Work to complete: Your answer should be every line with the word "patients", copied from the data below.

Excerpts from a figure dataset
++++++++++

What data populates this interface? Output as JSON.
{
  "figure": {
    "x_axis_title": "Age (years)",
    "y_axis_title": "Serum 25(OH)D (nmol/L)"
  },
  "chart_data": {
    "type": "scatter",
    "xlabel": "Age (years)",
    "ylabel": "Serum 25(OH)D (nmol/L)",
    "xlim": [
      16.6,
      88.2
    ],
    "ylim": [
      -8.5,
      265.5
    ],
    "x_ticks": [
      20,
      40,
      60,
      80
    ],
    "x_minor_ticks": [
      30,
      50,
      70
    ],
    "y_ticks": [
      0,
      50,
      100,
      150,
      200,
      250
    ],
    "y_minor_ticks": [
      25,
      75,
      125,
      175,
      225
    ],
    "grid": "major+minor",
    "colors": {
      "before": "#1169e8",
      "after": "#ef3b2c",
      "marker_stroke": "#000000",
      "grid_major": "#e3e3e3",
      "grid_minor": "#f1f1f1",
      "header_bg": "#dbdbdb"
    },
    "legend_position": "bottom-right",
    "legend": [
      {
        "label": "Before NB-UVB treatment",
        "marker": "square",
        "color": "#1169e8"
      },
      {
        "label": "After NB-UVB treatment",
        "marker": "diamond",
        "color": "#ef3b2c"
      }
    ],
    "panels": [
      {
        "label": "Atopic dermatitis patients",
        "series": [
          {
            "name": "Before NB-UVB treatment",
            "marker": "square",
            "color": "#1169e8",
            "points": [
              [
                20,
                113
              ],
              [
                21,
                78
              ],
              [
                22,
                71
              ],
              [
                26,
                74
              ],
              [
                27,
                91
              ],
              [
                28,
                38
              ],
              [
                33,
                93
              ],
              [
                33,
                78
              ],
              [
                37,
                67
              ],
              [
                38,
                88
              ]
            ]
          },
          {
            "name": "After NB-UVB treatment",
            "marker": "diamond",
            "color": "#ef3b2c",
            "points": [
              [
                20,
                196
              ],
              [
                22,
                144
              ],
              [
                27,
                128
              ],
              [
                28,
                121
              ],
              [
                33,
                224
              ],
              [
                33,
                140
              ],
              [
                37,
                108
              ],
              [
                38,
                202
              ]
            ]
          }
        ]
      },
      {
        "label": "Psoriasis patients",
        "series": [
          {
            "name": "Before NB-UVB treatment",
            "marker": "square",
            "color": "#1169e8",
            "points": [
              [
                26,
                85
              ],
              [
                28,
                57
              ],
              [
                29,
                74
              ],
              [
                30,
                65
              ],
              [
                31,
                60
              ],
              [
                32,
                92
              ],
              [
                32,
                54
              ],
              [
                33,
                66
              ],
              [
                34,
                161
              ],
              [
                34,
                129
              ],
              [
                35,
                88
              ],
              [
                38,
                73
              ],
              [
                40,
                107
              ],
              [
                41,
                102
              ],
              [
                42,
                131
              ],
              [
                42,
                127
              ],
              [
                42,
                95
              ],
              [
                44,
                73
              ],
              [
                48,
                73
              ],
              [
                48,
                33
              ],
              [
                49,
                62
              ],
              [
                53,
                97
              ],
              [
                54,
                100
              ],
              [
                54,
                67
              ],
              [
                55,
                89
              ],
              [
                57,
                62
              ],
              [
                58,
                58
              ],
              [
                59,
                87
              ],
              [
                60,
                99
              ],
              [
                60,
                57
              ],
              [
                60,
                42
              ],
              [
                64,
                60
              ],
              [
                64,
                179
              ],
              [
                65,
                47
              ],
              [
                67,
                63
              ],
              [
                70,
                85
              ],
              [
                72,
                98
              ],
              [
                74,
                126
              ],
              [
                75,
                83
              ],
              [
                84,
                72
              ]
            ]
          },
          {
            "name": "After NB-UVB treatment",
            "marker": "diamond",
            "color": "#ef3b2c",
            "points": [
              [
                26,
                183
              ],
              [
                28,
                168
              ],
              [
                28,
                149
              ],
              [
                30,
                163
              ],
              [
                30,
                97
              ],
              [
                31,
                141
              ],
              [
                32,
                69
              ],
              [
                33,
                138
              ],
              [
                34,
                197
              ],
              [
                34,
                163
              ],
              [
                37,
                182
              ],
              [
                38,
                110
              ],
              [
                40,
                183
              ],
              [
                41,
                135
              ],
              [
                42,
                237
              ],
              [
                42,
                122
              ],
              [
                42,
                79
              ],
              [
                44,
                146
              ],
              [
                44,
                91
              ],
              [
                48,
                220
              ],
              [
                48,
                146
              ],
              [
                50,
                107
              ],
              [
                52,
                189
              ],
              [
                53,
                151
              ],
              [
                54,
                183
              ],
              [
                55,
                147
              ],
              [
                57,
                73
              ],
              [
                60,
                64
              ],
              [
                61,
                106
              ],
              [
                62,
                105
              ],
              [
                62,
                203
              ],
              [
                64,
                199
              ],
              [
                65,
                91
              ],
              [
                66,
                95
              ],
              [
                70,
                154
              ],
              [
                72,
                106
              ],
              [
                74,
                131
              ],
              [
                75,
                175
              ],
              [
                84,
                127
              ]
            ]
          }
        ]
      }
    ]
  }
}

++++++++++

Exercise solution:
        "label": "Atopic dermatitis patients",
        "label": "Psoriasis patients",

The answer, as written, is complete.